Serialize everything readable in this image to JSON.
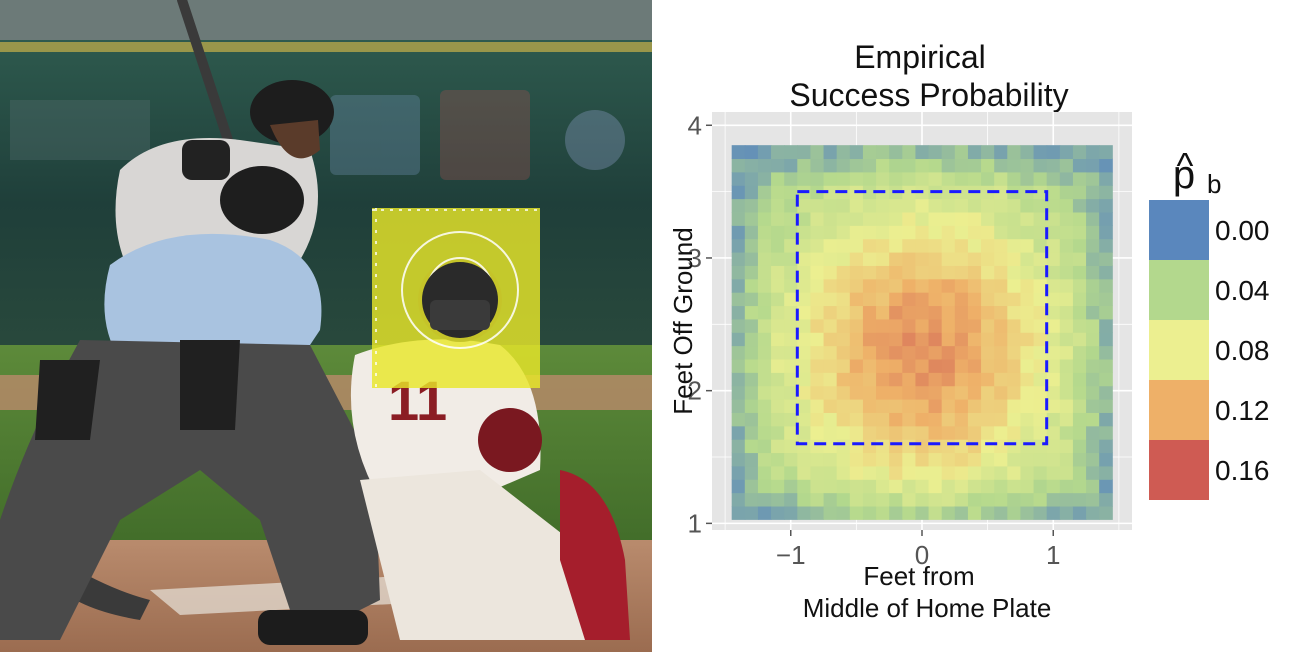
{
  "photo": {
    "description_label": "batter-catcher-umpire-photo",
    "catcher_jersey_number": "11"
  },
  "chart_data": {
    "type": "heatmap",
    "title": "Empirical Success Probability",
    "title_lines": [
      "Empirical",
      "Success Probability"
    ],
    "xlabel_lines": [
      "Feet from",
      "Middle of Home Plate"
    ],
    "ylabel": "Feet Off Ground",
    "xlim": [
      -1.6,
      1.6
    ],
    "ylim": [
      0.95,
      4.1
    ],
    "xticks": [
      {
        "value": -1,
        "label": "−1"
      },
      {
        "value": 0,
        "label": "0"
      },
      {
        "value": 1,
        "label": "1"
      }
    ],
    "yticks": [
      {
        "value": 1,
        "label": "1"
      },
      {
        "value": 2,
        "label": "2"
      },
      {
        "value": 3,
        "label": "3"
      },
      {
        "value": 4,
        "label": "4"
      }
    ],
    "grid": true,
    "x_range": [
      -1.45,
      1.45
    ],
    "y_range": [
      1.03,
      3.85
    ],
    "grid_size": [
      29,
      28
    ],
    "strike_zone": {
      "x": [
        -0.95,
        0.95
      ],
      "y": [
        1.6,
        3.5
      ],
      "color": "#1a1aff"
    },
    "legend": {
      "title": "p̂b",
      "title_main": "p",
      "title_hat": "^",
      "title_sub": "b",
      "placement": "right",
      "entries": [
        {
          "label": "0.00",
          "color": "#5a87bd"
        },
        {
          "label": "0.04",
          "color": "#b3d88d"
        },
        {
          "label": "0.08",
          "color": "#ecef90"
        },
        {
          "label": "0.12",
          "color": "#eeb068"
        },
        {
          "label": "0.16",
          "color": "#cf5b53"
        }
      ]
    },
    "color_scale": {
      "min": 0.0,
      "max": 0.16
    },
    "model": {
      "peak_value": 0.135,
      "peak_x": 0.0,
      "peak_y": 2.3,
      "sigma_x": 0.75,
      "sigma_y": 0.8,
      "floor": 0.03
    }
  }
}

__INSTRUCTIONS TO FOLLOW__.
The records above should be reproduced exactly, with no pictures included.

__RESPONSE TO THIS TASK__.
Serialize everything readable in this image to JSON.
{
  "photo": {
    "description_label": "batter-catcher-umpire-photo",
    "catcher_jersey_number": "11"
  },
  "chart_data": {
    "type": "heatmap",
    "title": "Empirical Success Probability",
    "title_lines": [
      "Empirical",
      "Success Probability"
    ],
    "xlabel_lines": [
      "Feet from",
      "Middle of Home Plate"
    ],
    "ylabel": "Feet Off Ground",
    "xlim": [
      -1.6,
      1.6
    ],
    "ylim": [
      0.95,
      4.1
    ],
    "xticks": [
      {
        "value": -1,
        "label": "−1"
      },
      {
        "value": 0,
        "label": "0"
      },
      {
        "value": 1,
        "label": "1"
      }
    ],
    "yticks": [
      {
        "value": 1,
        "label": "1"
      },
      {
        "value": 2,
        "label": "2"
      },
      {
        "value": 3,
        "label": "3"
      },
      {
        "value": 4,
        "label": "4"
      }
    ],
    "grid": true,
    "x_range": [
      -1.45,
      1.45
    ],
    "y_range": [
      1.03,
      3.85
    ],
    "grid_size": [
      29,
      28
    ],
    "strike_zone": {
      "x": [
        -0.95,
        0.95
      ],
      "y": [
        1.6,
        3.5
      ],
      "color": "#1a1aff"
    },
    "legend": {
      "title": "p̂b",
      "title_main": "p",
      "title_hat": "^",
      "title_sub": "b",
      "placement": "right",
      "entries": [
        {
          "label": "0.00",
          "color": "#5a87bd"
        },
        {
          "label": "0.04",
          "color": "#b3d88d"
        },
        {
          "label": "0.08",
          "color": "#ecef90"
        },
        {
          "label": "0.12",
          "color": "#eeb068"
        },
        {
          "label": "0.16",
          "color": "#cf5b53"
        }
      ]
    },
    "color_scale": {
      "min": 0.0,
      "max": 0.16
    },
    "model": {
      "peak_value": 0.135,
      "peak_x": 0.0,
      "peak_y": 2.3,
      "sigma_x": 0.75,
      "sigma_y": 0.8,
      "floor": 0.03
    }
  }
}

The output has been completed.